- [STATED PROBLEM]:
Reproduce the lines word for word, starting with the first line and ending with the line that contains "at (481, 256).", both included.

- [DATA SECTION]:

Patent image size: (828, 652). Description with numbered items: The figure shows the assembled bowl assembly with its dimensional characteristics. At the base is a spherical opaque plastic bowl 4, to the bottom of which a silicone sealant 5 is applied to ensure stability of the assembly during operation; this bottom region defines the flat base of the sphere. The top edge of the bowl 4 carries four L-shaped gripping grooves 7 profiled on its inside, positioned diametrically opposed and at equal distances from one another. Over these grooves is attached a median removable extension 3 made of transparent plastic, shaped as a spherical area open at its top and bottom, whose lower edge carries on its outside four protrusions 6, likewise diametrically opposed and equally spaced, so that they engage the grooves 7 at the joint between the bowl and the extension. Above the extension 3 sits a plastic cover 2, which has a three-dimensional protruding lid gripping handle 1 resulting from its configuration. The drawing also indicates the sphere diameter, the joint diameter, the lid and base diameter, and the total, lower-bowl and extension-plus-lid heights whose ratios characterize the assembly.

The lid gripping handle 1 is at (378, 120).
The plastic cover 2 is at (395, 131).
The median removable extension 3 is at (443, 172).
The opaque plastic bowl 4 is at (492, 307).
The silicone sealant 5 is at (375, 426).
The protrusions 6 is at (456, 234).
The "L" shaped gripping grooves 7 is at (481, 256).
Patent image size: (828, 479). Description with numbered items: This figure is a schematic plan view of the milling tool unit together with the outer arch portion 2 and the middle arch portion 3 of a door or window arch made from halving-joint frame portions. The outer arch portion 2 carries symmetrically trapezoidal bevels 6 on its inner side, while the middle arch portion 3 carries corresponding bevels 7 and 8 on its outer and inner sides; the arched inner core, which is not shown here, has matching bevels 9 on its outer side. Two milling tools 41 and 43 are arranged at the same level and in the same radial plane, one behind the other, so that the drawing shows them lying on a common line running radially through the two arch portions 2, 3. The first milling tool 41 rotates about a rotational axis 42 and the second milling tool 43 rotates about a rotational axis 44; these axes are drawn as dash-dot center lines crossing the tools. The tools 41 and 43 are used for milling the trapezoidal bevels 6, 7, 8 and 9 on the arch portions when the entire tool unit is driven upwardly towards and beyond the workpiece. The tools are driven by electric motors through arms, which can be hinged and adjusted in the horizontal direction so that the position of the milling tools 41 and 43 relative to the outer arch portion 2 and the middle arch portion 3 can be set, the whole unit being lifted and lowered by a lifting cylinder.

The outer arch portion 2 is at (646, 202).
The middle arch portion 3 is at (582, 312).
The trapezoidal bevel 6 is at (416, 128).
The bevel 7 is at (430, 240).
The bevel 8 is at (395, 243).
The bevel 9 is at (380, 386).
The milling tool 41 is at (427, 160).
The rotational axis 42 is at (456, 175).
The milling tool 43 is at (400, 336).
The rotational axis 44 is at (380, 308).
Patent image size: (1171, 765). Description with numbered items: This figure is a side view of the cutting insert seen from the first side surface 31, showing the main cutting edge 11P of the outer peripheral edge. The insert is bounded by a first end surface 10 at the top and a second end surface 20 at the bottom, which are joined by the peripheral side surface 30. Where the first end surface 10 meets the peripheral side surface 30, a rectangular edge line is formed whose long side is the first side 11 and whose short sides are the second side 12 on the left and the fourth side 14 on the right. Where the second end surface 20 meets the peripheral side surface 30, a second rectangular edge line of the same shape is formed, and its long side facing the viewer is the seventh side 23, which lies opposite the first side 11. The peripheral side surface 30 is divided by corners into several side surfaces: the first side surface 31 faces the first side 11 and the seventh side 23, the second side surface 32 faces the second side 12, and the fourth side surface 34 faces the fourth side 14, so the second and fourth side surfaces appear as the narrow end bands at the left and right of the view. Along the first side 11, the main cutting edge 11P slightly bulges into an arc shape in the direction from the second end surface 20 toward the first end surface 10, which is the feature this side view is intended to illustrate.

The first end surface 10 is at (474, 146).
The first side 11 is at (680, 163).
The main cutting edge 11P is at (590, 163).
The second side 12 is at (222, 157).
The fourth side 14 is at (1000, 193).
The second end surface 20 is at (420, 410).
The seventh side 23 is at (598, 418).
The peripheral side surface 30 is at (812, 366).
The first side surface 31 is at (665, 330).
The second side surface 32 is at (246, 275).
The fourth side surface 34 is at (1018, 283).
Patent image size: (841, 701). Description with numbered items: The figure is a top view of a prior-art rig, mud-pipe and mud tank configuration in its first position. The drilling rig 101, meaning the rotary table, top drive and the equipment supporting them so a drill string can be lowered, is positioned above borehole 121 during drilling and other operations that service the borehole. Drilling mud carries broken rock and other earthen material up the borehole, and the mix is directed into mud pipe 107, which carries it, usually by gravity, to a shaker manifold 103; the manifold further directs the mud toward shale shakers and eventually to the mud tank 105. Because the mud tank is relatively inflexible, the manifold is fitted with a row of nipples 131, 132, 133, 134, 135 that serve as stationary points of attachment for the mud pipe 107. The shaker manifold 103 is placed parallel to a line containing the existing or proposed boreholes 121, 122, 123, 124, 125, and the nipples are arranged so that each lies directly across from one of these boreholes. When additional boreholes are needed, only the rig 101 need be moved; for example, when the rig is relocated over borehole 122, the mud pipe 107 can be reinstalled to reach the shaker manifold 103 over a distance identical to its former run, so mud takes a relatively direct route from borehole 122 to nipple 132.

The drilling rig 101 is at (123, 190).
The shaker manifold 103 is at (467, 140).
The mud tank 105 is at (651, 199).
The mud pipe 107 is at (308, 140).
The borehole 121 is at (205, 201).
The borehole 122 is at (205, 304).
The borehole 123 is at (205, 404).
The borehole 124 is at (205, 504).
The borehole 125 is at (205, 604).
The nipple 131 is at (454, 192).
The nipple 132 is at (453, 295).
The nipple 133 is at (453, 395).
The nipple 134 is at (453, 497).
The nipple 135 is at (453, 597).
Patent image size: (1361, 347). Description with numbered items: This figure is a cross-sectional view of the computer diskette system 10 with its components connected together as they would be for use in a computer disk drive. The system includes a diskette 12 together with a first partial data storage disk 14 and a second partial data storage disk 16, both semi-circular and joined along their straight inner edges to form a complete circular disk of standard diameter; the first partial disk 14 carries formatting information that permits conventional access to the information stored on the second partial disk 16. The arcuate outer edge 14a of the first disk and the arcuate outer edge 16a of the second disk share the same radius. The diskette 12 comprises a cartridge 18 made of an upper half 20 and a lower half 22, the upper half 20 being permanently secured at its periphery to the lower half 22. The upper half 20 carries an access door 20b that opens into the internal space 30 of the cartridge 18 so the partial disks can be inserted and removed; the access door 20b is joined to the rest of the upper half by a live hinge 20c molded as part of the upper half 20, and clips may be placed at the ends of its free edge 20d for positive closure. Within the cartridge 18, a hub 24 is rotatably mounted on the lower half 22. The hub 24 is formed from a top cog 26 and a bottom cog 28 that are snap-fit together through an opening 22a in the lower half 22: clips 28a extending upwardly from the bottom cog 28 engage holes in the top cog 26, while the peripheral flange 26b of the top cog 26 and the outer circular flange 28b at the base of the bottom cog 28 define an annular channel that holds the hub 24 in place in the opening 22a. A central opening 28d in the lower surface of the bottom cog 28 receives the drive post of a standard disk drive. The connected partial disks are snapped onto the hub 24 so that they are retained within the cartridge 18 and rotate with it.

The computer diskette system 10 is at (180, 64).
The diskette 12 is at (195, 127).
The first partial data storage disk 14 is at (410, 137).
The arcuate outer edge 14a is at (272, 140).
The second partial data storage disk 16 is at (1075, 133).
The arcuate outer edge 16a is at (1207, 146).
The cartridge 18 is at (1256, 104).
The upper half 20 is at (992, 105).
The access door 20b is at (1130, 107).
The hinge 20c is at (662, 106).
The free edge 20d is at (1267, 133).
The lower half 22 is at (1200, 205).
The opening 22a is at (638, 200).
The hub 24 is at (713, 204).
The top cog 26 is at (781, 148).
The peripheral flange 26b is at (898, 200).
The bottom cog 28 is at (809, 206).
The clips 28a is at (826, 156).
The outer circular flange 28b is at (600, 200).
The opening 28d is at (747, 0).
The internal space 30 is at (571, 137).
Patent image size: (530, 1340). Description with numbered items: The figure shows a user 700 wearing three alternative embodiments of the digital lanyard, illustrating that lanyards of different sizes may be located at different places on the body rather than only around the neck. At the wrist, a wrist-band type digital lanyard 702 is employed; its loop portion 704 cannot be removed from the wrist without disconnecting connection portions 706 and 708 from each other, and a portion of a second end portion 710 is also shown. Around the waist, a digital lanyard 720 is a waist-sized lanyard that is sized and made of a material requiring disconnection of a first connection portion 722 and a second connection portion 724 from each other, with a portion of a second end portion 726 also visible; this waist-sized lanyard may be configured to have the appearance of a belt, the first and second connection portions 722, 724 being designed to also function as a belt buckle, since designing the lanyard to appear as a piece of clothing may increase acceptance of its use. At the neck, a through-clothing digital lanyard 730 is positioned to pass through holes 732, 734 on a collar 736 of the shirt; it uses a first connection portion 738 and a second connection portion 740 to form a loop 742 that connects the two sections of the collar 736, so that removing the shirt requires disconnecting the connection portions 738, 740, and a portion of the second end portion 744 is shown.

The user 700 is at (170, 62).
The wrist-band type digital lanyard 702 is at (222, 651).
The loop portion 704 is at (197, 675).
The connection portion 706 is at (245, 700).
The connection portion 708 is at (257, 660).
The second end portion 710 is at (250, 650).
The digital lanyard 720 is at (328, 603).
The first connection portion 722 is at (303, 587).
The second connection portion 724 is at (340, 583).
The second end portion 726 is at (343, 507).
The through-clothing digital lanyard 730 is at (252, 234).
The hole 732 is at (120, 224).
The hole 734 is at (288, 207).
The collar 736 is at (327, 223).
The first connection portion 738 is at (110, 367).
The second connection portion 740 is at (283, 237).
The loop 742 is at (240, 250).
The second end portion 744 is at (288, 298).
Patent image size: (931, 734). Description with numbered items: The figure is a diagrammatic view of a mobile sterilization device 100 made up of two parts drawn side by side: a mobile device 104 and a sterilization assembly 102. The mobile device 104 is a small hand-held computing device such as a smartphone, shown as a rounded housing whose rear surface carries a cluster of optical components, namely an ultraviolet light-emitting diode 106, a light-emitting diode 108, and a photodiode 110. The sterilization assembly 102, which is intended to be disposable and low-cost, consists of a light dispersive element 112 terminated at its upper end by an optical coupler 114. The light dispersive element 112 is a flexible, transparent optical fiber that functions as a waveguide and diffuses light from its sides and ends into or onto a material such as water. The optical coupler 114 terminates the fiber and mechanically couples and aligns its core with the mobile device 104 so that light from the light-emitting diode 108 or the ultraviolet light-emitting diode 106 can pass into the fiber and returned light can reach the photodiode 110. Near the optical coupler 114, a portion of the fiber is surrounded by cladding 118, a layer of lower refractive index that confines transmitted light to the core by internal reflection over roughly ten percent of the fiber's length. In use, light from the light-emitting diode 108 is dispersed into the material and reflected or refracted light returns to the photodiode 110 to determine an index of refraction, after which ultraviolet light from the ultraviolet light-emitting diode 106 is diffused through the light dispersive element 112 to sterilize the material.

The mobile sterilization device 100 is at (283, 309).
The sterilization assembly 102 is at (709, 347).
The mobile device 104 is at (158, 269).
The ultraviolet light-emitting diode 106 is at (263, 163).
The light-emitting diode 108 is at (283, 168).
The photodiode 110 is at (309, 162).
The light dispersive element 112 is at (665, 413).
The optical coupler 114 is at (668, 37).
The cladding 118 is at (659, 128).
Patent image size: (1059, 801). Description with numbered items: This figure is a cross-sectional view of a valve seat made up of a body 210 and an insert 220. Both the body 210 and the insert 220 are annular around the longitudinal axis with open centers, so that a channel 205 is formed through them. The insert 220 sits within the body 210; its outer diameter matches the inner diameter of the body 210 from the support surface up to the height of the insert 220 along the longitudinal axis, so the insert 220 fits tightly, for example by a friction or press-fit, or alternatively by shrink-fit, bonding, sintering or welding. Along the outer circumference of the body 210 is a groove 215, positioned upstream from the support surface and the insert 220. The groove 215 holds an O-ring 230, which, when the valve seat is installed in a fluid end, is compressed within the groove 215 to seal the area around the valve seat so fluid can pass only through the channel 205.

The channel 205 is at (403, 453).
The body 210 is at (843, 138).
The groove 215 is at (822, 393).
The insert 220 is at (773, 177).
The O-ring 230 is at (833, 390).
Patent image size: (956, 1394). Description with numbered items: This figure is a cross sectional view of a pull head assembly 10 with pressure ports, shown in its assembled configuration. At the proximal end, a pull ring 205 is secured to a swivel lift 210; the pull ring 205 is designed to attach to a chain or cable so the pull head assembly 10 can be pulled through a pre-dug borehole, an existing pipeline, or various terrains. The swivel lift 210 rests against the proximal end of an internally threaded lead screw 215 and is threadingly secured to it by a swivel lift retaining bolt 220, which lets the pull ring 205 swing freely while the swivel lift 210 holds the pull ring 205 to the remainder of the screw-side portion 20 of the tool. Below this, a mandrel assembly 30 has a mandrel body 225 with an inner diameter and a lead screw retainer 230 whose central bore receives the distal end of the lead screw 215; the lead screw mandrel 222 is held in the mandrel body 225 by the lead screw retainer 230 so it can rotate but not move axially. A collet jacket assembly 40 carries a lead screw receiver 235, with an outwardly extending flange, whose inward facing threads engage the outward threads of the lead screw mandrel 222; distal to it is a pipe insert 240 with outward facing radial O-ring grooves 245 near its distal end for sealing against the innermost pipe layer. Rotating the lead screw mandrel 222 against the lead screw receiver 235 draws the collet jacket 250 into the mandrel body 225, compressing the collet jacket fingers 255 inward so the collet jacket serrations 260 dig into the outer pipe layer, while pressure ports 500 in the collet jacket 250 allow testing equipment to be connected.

- [THE COMPLETED TASK]:
Patent image size: (828, 652). Description with numbered items: The figure shows the assembled bowl assembly with its dimensional characteristics. At the base is a spherical opaque plastic bowl 4, to the bottom of which a silicone sealant 5 is applied to ensure stability of the assembly during operation; this bottom region defines the flat base of the sphere. The top edge of the bowl 4 carries four L-shaped gripping grooves 7 profiled on its inside, positioned diametrically opposed and at equal distances from one another. Over these grooves is attached a median removable extension 3 made of transparent plastic, shaped as a spherical area open at its top and bottom, whose lower edge carries on its outside four protrusions 6, likewise diametrically opposed and equally spaced, so that they engage the grooves 7 at the joint between the bowl and the extension. Above the extension 3 sits a plastic cover 2, which has a three-dimensional protruding lid gripping handle 1 resulting from its configuration. The drawing also indicates the sphere diameter, the joint diameter, the lid and base diameter, and the total, lower-bowl and extension-plus-lid heights whose ratios characterize the assembly.

The lid gripping handle 1 is at (378, 120).
The plastic cover 2 is at (395, 131).
The median removable extension 3 is at (443, 172).
The opaque plastic bowl 4 is at (492, 307).
The silicone sealant 5 is at (375, 426).
The protrusions 6 is at (456, 234).
The "L" shaped gripping grooves 7 is at (481, 256).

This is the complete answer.